_Exercise aim:_
The records below must be transcribed exactly. Do not include the pictures.

Collection entries:
= = =

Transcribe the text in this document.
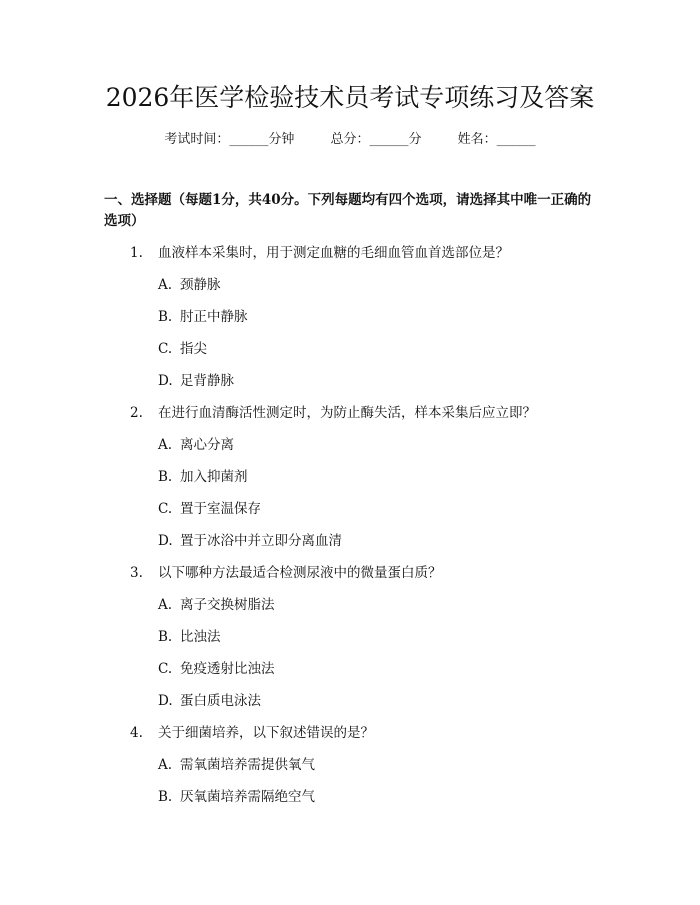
2026年医学检验技术员考试专项练习及答案
考试时间：______分钟	总分：______分	姓名：______
一、选择题（每题1分，共40分。下列每题均有四个选项，请选择其中唯一正确的选项）
1. 血液样本采集时，用于测定血糖的毛细血管血首选部位是？
A. 颈静脉
B. 肘正中静脉
C. 指尖
D. 足背静脉
2. 在进行血清酶活性测定时，为防止酶失活，样本采集后应立即？
A. 离心分离
B. 加入抑菌剂
C. 置于室温保存
D. 置于冰浴中并立即分离血清
3. 以下哪种方法最适合检测尿液中的微量蛋白质？
A. 离子交换树脂法
B. 比浊法
C. 免疫透射比浊法
D. 蛋白质电泳法
4. 关于细菌培养，以下叙述错误的是？
A. 需氧菌培养需提供氧气
B. 厌氧菌培养需隔绝空气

= = =

_Exercise solution:_
Transcribe the text in this document.
2026年医学检验技术员考试专项练习及答案
考试时间：______分钟	总分：______分	姓名：______
一、选择题（每题1分，共40分。下列每题均有四个选项，请选择其中唯一正确的选项）
1. 血液样本采集时，用于测定血糖的毛细血管血首选部位是？
A. 颈静脉
B. 肘正中静脉
C. 指尖
D. 足背静脉
2. 在进行血清酶活性测定时，为防止酶失活，样本采集后应立即？
A. 离心分离
B. 加入抑菌剂
C. 置于室温保存
D. 置于冰浴中并立即分离血清
3. 以下哪种方法最适合检测尿液中的微量蛋白质？
A. 离子交换树脂法
B. 比浊法
C. 免疫透射比浊法
D. 蛋白质电泳法
4. 关于细菌培养，以下叙述错误的是？
A. 需氧菌培养需提供氧气
B. 厌氧菌培养需隔绝空气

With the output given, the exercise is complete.